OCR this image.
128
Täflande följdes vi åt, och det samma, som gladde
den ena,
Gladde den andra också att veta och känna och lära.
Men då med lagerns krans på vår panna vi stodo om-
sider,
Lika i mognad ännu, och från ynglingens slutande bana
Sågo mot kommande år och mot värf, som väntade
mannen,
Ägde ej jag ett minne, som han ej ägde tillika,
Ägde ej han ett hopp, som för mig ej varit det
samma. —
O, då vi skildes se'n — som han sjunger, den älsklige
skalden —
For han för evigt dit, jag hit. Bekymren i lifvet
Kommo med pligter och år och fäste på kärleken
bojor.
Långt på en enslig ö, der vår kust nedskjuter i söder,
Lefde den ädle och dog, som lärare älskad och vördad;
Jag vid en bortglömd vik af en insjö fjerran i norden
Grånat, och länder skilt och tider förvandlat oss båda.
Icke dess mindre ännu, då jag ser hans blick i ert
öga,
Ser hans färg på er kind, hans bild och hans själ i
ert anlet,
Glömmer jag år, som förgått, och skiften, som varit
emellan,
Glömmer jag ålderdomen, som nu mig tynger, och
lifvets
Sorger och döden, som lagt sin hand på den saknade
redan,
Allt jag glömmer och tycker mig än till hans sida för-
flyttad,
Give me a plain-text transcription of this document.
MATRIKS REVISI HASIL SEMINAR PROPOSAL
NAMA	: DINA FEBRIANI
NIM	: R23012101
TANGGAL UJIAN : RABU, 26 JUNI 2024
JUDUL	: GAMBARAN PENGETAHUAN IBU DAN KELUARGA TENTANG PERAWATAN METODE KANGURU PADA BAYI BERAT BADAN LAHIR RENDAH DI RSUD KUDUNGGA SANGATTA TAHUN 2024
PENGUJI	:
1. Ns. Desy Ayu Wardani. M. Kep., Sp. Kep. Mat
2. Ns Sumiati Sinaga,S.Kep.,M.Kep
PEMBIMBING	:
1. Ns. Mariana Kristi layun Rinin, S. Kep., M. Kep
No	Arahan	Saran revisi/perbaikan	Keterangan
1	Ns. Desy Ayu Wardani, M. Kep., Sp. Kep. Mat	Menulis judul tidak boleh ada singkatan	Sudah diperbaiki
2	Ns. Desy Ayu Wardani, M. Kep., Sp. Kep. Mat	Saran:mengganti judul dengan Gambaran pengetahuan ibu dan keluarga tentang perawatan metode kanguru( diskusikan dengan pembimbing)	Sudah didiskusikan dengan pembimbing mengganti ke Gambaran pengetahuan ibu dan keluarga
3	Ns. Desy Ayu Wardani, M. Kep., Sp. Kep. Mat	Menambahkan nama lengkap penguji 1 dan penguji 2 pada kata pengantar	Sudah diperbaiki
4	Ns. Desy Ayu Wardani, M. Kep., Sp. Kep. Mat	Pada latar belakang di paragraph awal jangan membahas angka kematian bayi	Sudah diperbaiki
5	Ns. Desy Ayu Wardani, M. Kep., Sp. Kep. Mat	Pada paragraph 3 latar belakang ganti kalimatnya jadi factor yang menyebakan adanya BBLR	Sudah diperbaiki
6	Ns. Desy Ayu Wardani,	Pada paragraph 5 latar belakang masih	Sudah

§ Given request: Give the count of lines that hold the word "Sudah", with nothing added.

§ Written response: 6